(WRITTEN INSTRUCTION):
Pictures within the data are to be left out; everything else must be reproduced exactly.

(SUPPLIED DATA):
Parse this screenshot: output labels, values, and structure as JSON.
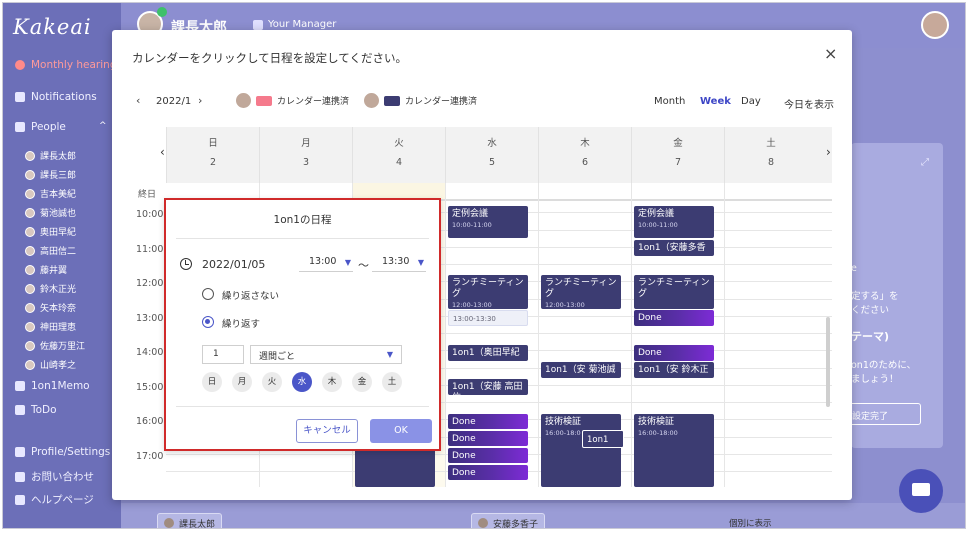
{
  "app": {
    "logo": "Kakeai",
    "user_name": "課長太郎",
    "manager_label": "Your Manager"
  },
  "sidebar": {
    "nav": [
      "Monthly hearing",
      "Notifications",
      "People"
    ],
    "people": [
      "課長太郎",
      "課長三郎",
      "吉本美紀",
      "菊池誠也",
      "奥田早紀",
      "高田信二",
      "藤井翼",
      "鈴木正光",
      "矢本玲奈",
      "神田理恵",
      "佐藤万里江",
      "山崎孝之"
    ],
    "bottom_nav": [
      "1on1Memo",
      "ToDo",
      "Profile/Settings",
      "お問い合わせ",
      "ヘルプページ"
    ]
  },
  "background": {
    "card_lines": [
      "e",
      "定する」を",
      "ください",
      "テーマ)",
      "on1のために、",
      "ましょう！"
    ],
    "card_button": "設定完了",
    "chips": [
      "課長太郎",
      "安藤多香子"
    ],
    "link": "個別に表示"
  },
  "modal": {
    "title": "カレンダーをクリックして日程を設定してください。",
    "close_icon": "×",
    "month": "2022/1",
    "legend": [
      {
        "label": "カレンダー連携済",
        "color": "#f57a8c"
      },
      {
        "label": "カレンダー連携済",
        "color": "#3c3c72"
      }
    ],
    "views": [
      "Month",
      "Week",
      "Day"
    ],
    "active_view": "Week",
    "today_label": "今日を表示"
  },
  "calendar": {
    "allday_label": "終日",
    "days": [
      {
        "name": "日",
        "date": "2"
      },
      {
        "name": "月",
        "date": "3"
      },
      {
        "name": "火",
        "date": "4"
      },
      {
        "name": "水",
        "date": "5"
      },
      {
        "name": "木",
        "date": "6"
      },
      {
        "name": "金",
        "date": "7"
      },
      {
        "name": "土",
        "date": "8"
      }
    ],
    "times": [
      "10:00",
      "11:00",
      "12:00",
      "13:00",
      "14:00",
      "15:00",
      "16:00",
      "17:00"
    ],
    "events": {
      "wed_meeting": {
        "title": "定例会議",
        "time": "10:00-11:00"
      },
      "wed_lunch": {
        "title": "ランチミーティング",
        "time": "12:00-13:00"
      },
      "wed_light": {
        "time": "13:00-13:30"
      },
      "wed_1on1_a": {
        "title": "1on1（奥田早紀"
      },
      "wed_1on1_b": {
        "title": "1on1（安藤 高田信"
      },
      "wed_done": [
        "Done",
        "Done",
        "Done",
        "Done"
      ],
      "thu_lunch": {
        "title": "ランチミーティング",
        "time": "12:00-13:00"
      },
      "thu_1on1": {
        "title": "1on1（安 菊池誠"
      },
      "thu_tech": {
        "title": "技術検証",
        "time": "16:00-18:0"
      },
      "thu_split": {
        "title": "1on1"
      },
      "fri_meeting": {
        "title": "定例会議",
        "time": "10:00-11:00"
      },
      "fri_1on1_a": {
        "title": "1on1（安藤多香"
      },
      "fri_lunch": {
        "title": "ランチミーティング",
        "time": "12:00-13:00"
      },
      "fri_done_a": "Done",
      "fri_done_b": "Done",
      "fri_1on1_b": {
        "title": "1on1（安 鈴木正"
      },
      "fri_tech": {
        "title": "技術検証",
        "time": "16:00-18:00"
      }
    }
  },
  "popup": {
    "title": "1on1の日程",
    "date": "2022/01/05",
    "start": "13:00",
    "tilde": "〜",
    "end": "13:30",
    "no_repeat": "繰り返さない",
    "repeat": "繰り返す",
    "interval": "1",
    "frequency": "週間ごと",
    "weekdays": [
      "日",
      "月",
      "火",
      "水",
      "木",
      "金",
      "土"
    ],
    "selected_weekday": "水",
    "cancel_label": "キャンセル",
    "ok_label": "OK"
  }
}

(THE SOLUTION):
Parse this screenshot: output labels, values, and structure as JSON.
{
  "app": {
    "logo": "Kakeai",
    "user_name": "課長太郎",
    "manager_label": "Your Manager"
  },
  "sidebar": {
    "nav": [
      "Monthly hearing",
      "Notifications",
      "People"
    ],
    "people": [
      "課長太郎",
      "課長三郎",
      "吉本美紀",
      "菊池誠也",
      "奥田早紀",
      "高田信二",
      "藤井翼",
      "鈴木正光",
      "矢本玲奈",
      "神田理恵",
      "佐藤万里江",
      "山崎孝之"
    ],
    "bottom_nav": [
      "1on1Memo",
      "ToDo",
      "Profile/Settings",
      "お問い合わせ",
      "ヘルプページ"
    ]
  },
  "background": {
    "card_lines": [
      "e",
      "定する」を",
      "ください",
      "テーマ)",
      "on1のために、",
      "ましょう！"
    ],
    "card_button": "設定完了",
    "chips": [
      "課長太郎",
      "安藤多香子"
    ],
    "link": "個別に表示"
  },
  "modal": {
    "title": "カレンダーをクリックして日程を設定してください。",
    "close_icon": "×",
    "month": "2022/1",
    "legend": [
      {
        "label": "カレンダー連携済",
        "color": "#f57a8c"
      },
      {
        "label": "カレンダー連携済",
        "color": "#3c3c72"
      }
    ],
    "views": [
      "Month",
      "Week",
      "Day"
    ],
    "active_view": "Week",
    "today_label": "今日を表示"
  },
  "calendar": {
    "allday_label": "終日",
    "days": [
      {
        "name": "日",
        "date": "2"
      },
      {
        "name": "月",
        "date": "3"
      },
      {
        "name": "火",
        "date": "4"
      },
      {
        "name": "水",
        "date": "5"
      },
      {
        "name": "木",
        "date": "6"
      },
      {
        "name": "金",
        "date": "7"
      },
      {
        "name": "土",
        "date": "8"
      }
    ],
    "times": [
      "10:00",
      "11:00",
      "12:00",
      "13:00",
      "14:00",
      "15:00",
      "16:00",
      "17:00"
    ],
    "events": {
      "wed_meeting": {
        "title": "定例会議",
        "time": "10:00-11:00"
      },
      "wed_lunch": {
        "title": "ランチミーティング",
        "time": "12:00-13:00"
      },
      "wed_light": {
        "time": "13:00-13:30"
      },
      "wed_1on1_a": {
        "title": "1on1（奥田早紀"
      },
      "wed_1on1_b": {
        "title": "1on1（安藤 高田信"
      },
      "wed_done": [
        "Done",
        "Done",
        "Done",
        "Done"
      ],
      "thu_lunch": {
        "title": "ランチミーティング",
        "time": "12:00-13:00"
      },
      "thu_1on1": {
        "title": "1on1（安 菊池誠"
      },
      "thu_tech": {
        "title": "技術検証",
        "time": "16:00-18:0"
      },
      "thu_split": {
        "title": "1on1"
      },
      "fri_meeting": {
        "title": "定例会議",
        "time": "10:00-11:00"
      },
      "fri_1on1_a": {
        "title": "1on1（安藤多香"
      },
      "fri_lunch": {
        "title": "ランチミーティング",
        "time": "12:00-13:00"
      },
      "fri_done_a": "Done",
      "fri_done_b": "Done",
      "fri_1on1_b": {
        "title": "1on1（安 鈴木正"
      },
      "fri_tech": {
        "title": "技術検証",
        "time": "16:00-18:00"
      }
    }
  },
  "popup": {
    "title": "1on1の日程",
    "date": "2022/01/05",
    "start": "13:00",
    "tilde": "〜",
    "end": "13:30",
    "no_repeat": "繰り返さない",
    "repeat": "繰り返す",
    "interval": "1",
    "frequency": "週間ごと",
    "weekdays": [
      "日",
      "月",
      "火",
      "水",
      "木",
      "金",
      "土"
    ],
    "selected_weekday": "水",
    "cancel_label": "キャンセル",
    "ok_label": "OK"
  }
}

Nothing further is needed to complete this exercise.